Fiches de lecture

J’ai souvent rencontré des admirateurs de Poutine dans le cercle très select du souverainisme français, mais je n’ai encore jamais vu un Français partir avec femme et bagages pour s’installer dans un pays où il fait si bon vivre que la moindre critique de “l’opération spéciale” en Ukraine vous rend passible de prison. On peut voir en Poutine le seul rempart contre l’Otanisation du monde comme le vont répétant les anti-impérialistes de Palavas-les-Flots, voire, si j’en crois les chrétiens tendance Marion Maréchal, le seul vrai défenseur de l’Occident non dégénéré, mais de là à partir, de là à joindre l’acte à la parole, il y a un pas que nos vaillants polémistes se gardent bien de franchir.

Pour ceux qui n’ont pas d’autre choix que de manger du poutinisme matin, midi et soir, la situation se présente tout autrement. Deux livres nous permettent de savoir à quoi ressemble une ville tombée entre les mains des forces pro-russes en Ukraine. Il va sans dire que les pro-Poutine français n’en ont jamais entendu parler, et que, découvrant par hasard cette chronique, ils se dépêcheront de les « lol-er » sans les avoir lus.

Le premier appartient au genre analytique. Il nous permet de comprendre, non pas la “Russie éternelle” – cette fabrique à poncifs – ni la Russie héroïsée de Joukov, mais la nature du régime politique mis en place dans les territoires occupés – ce qui, lorsque l’on vit en 2025 et non en 1945, est beaucoup plus instructif.

● DONNÉES FOURNIES:
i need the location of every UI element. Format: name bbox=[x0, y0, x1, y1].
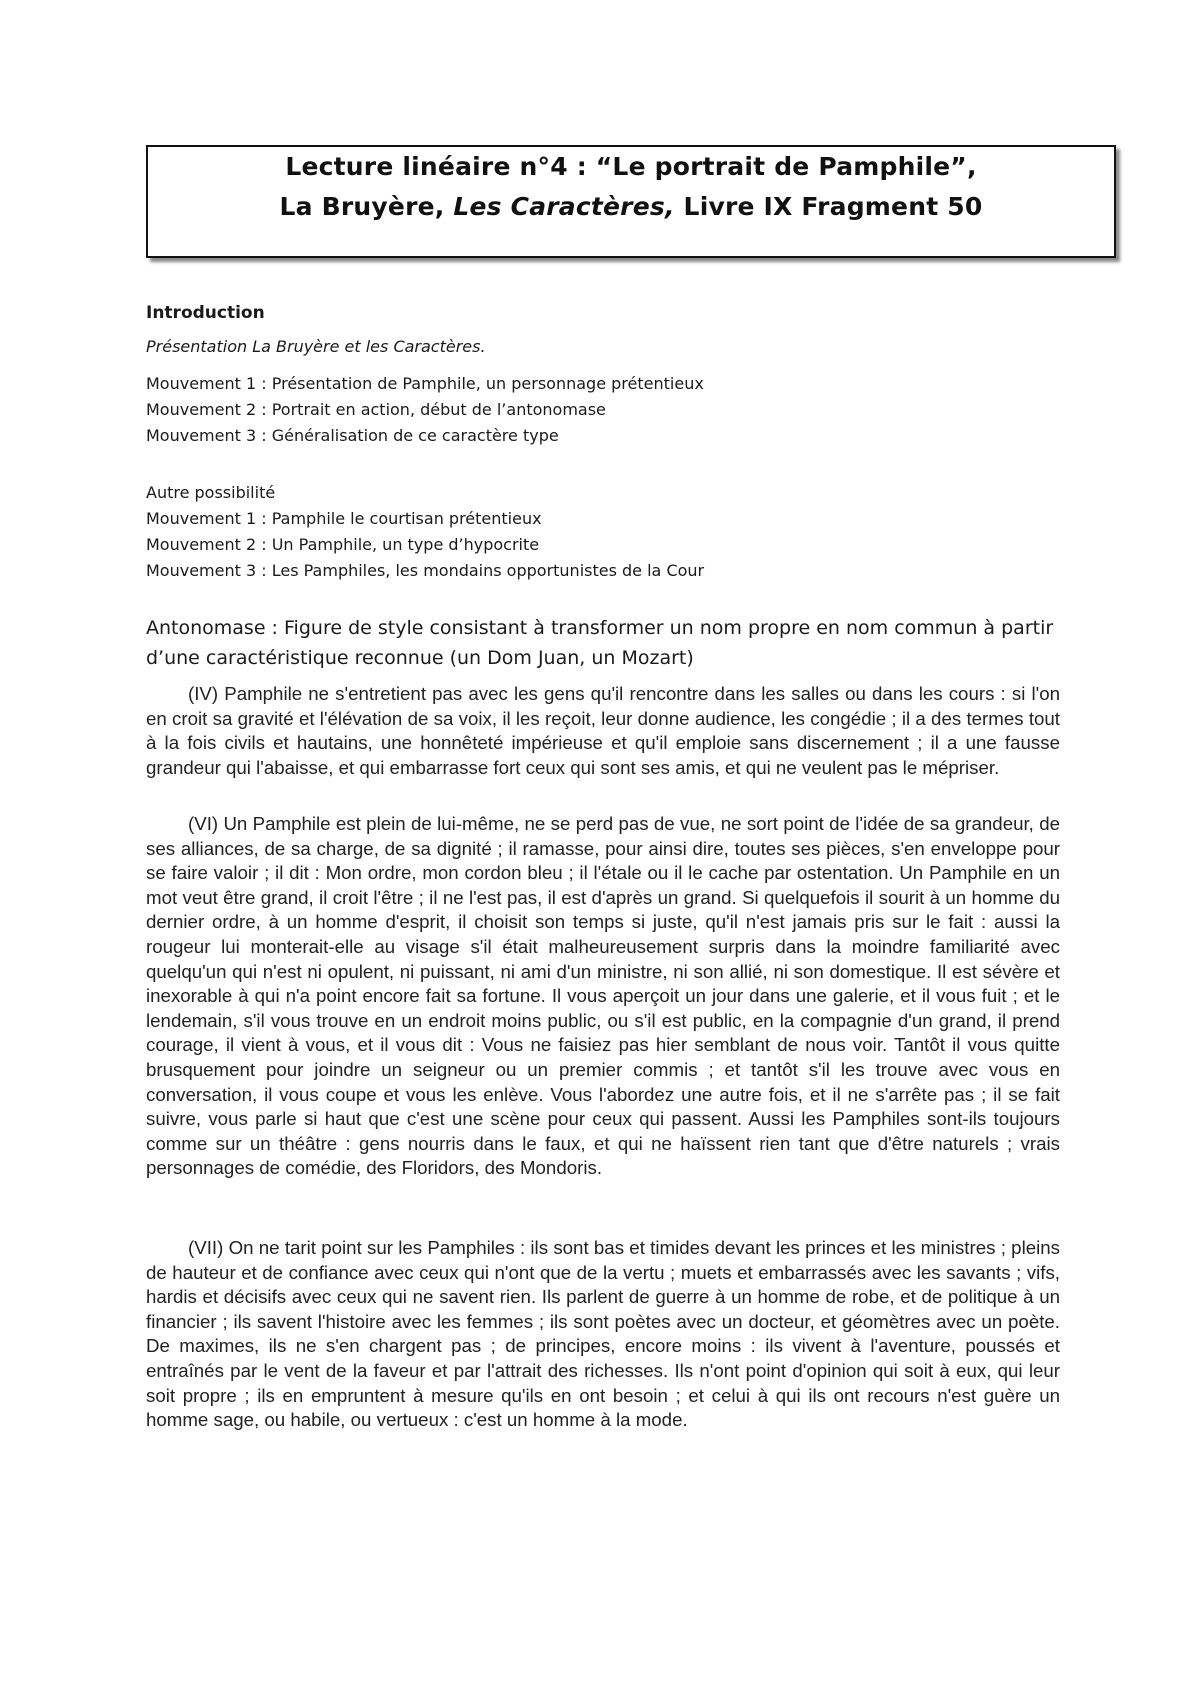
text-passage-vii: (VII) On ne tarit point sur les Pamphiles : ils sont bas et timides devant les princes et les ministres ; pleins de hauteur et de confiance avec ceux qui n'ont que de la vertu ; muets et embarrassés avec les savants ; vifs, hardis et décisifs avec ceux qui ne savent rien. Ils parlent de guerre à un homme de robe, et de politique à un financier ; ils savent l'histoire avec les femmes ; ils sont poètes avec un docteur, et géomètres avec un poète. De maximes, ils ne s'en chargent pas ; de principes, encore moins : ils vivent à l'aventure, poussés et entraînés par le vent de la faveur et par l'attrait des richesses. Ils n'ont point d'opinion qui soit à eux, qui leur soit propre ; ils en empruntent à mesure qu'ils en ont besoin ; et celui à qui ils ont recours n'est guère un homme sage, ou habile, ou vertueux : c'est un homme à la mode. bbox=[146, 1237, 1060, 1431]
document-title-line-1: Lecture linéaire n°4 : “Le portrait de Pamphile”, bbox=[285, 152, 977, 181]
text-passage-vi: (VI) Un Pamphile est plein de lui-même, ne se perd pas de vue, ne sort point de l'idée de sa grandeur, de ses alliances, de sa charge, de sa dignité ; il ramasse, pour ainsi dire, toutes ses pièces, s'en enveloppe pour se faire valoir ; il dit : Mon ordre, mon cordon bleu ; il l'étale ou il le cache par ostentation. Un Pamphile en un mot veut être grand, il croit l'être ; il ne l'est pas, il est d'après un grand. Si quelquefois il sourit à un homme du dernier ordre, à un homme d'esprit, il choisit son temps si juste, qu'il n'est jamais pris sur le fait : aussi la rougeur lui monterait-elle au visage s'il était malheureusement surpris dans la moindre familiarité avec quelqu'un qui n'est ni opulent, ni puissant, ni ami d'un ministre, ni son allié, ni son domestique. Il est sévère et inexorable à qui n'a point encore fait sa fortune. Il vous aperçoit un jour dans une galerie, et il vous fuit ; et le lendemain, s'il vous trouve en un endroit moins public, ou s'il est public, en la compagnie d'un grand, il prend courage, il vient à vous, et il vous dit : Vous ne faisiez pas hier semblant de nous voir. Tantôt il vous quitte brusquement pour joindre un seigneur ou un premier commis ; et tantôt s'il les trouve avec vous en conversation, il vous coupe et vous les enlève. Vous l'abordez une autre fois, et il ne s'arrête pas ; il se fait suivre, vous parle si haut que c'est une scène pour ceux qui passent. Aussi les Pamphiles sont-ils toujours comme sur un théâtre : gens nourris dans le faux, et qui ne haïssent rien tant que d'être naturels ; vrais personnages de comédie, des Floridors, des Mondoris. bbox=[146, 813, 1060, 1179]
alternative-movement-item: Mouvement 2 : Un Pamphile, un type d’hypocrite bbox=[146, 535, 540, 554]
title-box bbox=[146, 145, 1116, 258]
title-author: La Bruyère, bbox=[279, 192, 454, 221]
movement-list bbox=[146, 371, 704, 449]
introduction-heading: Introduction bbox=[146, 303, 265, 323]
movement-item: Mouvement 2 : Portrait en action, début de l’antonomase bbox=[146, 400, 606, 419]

● OBJECTIF 1: D’après la chronique de lecture sur le poutinisme, à quel genre appartient le premier des deux livres présentés ?
● OBJECTIF 2: Poursuivez la chronique de lecture sur le poutinisme après sa dernière phrase.

● RÉPONSE 1: Il appartient au genre analytique.

● RÉPONSE 2:
L’auteur a l’immense mérite d’être originaire du Donbass ; ces amis qui basculent dans le néo-stalinisme assumé, ces amis qui n’en sont plus, ce sont les siens. Il faut suivre pas à pas la lente dégradation sociale qui préside à la formation de la République populaire de Donetsk pour mesurer la dimension familiale, affective, de cette forfaiture démocratique. « Donbass » de Stanislav Aseyev (traduction d’Iryna Dmytrychyn) nous offre une analyse incontournable sur la nature criminelle des soutiens de Poutine dans la région – en quoi ce livre est parfaitement conforme à ce que nous a appris, de son côté, Anna Politkovskaïa. “Qu’avez-vous contre la Russie ?” vont répétant les supposés russophiles – comme si les dissidents n’étaient pas russes, comme si Anna Politkovskaïa n’était pas, et de plein droit, une citoyenne de son pays.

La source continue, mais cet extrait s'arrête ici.